§ QUOTED TEXT
Incoming and outgoings

When UK Sport cut 2012 budgets at the start of the year, five sports including volleyball had their spending severely curtailed. Mick Owen spent a lovely afternoon in Sheffield finding out how GB VB is coping with the cuts.


Maria Bertelli: on the receiving end

On the day I coached my first volleyball international in 1995 the sun shone down from an azure sky, John Major’s government was struggling amidst allegations of sleaze and Everton were in the FA Cup final. Only a few months later the politics of Welsh sport and the distance from Derbyshire to Cardiff meant that I had succumbed to ‘coach burn-out’ – a recognised condition – and gone cold turkey on volleyball. From that day to this I have never knowingly coached a single second of volleyball, never seen it played live and always missed it. So when the chance came to monitor the current state of British volleyball I grabbed it and, on a day that saw Everton in the FA Cup final,and Gordon Brown’s government in deep trouble, I made my way to the English Institute of Sport in Sheffield..

The game has changed. They play ‘rally point’ now and there is a player called the ‘libero’ who never seems to leave the court but never gets to the front. There is also the fact that GB will be competing indoors at the Olympics next time round. Admittedly it’s a home Olympics and we’re going to get trounced but it’s still a huge deal. In fact it is such a huge deal that GB Volleyball (and the salary made available through 2012 funding) has attracted genuinely top coaches to our shores.. Harry Brokking, former coach of Holland, is in charge of our men and Lorne Sawula, who took Canada into the world top twenty, is coaching the women. At least he was until January this year when a UK Sport volte face saw five sports have their Olympic budgets slashed.

‘Slashed’ is a tabloid word but under the initial funding scheme the British Volleyball Federation, who have the task of getting six squads, when you count beach and sitting, to Stretford in some sort of shape, were expecting £4 million-plus to see them through to beyond the 2012 Games and now they have £1.1 million, so it is probably justified. Speaking at the time of the cut, probably through clenched teeth, British Volleyball Federation (BVF) president, Richard Callicot, said: “We are wholly unable to understand UK Sport’s thinking that, having heard and acknowledged the difficulties of delivering our uniquely complex sport, they should turn round and give us less money than they had originally planned to.” Kenny Barton, the BVF’s Olympics programme director, was equally forthright: “We are now in a dogfight for survival.”

§ ROWS

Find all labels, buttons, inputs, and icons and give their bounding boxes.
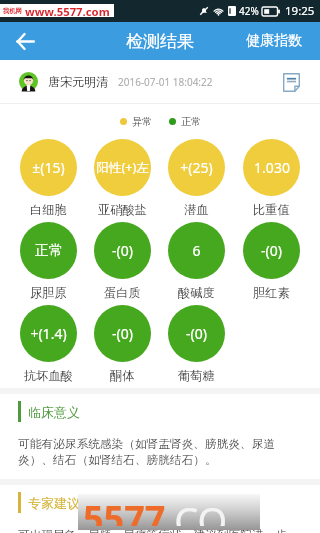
staticText: www.5577.com	[25, 4, 110, 17]
staticText: 异常	[132, 115, 152, 128]
staticText: 可能有泌尿系统感染（如肾盂肾炎、膀胱炎、尿道炎）、结石（如肾结石、膀胱结石）。	[18, 437, 282, 468]
staticText: 6	[192, 241, 201, 260]
button[interactable]: 阳性(+)左	[85, 139, 159, 222]
staticText: 抗坏血酸	[24, 368, 73, 383]
staticText: +(1.4)	[30, 324, 67, 343]
staticText: 正常	[181, 115, 201, 128]
button[interactable]: 1.030	[234, 139, 309, 222]
staticText: 比重值	[253, 202, 290, 217]
staticText: -(0)	[261, 241, 282, 260]
staticText: 酸碱度	[178, 285, 215, 300]
button[interactable]: -(0)	[85, 222, 159, 305]
staticText: -(0)	[186, 324, 207, 343]
button[interactable]: +(25)	[159, 139, 234, 222]
button[interactable]: 返回	[0, 22, 50, 60]
staticText: 葡萄糖	[178, 368, 215, 383]
button[interactable]: 健康指数	[236, 22, 320, 60]
staticText: 亚硝酸盐	[98, 202, 147, 217]
button[interactable]: 唐宋元明清	[0, 60, 320, 103]
staticText: 潜血	[184, 202, 209, 217]
staticText: 专家建议	[28, 495, 80, 511]
staticText: 5577	[83, 494, 166, 526]
button[interactable]: 查看报告	[278, 69, 304, 95]
staticText: 蛋白质	[104, 285, 141, 300]
staticText: 胆红素	[253, 285, 290, 300]
button[interactable]: -(0)	[234, 222, 309, 305]
staticText: 可出现尿急、尿频、尿痛等症状，建议到医院进一步检查确诊。	[18, 528, 296, 533]
button[interactable]: 正常	[11, 222, 85, 305]
staticText: 酮体	[110, 368, 135, 383]
staticText: 尿胆原	[30, 285, 67, 300]
staticText: 健康指数	[246, 32, 302, 50]
staticText: 19:25	[285, 3, 315, 19]
staticText: 2016-07-01 18:04:22	[118, 75, 213, 89]
button[interactable]: 6	[159, 222, 234, 305]
staticText: 白细胞	[30, 202, 67, 217]
staticText: +(25)	[180, 158, 213, 177]
staticText: 1.030	[254, 158, 290, 177]
staticText: -(0)	[112, 241, 133, 260]
button[interactable]: +(1.4)	[11, 305, 85, 388]
staticText: -(0)	[112, 324, 133, 343]
staticText: 阳性(+)左	[96, 159, 149, 176]
staticText: 正常	[35, 242, 63, 260]
staticText: .COM	[166, 494, 260, 526]
staticText: 临床意义	[28, 404, 80, 420]
staticText: ±(15)	[32, 158, 65, 177]
staticText: 唐宋元明清	[48, 74, 108, 89]
button[interactable]: -(0)	[159, 305, 234, 388]
staticText: 检测结果	[126, 31, 194, 52]
button[interactable]: -(0)	[85, 305, 159, 388]
button[interactable]: ±(15)	[11, 139, 85, 222]
staticText: 42%	[239, 4, 259, 18]
staticText: 我机网	[3, 7, 22, 15]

§ EXERCISE SET
• A. In the British volleyball article, who is in charge of the GB men's team?
• B. Please extend the British volleyball article, starting after its last sentence.
The listing comes from a separate source.

§ SOLVED PROBLEMS
• A. Harry Brokking, former coach of Holland.

• B.
I asked Barton the exact nature of the repercussions. “The board has taken a decision to keep the programmes functioning as near to a world-class performance level as possible,” he explained, “which will mean the current money will run out in December 2010 or thereabouts.” And what will this mean for our Olympic aspirations? “The lack of full finance means that we are not able to commit to full support services, nor a full training programme. We also have to look to making savings wherever possible, which has a knock-on effect on the performance level. We will lose development athletes and will concentrate totally on those who are already at the top level, which means slightly less competition for each position in the teams. We have already lost our women’s indoor head coach and our men’s coach will go part-time from August. The irresistible driving force of the 2012 Olympic Games taking our programmes forward is replaced by a cautious optimism that further funding will become available.”

Sitting at the top of the performance tree, Barton may not, and arguably should not, have his mind on the grass roots but as volleyball is a very small sport I asked what effect the Olympic cuts would have at community level. “Grass roots will be affected in that the volleyball community may not strengthen without the focus of the sport’s participation in London; the higher the performance goes the higher the profile of the sport goes and the more likely volleyball will recruit new members.” And that will clearly hamper any legacy that having six sides at 2012 would otherwise be expected to deliver? “The legacy will be that players playing in the programmes are now training and performing at a much higher level than before, and the home nations national competition will benefit from these players filtering back in to the national leagues and pushing the performance edge.” Which is hardly what Seb Coe promised Jacques Rogge in Singapore back in 2007.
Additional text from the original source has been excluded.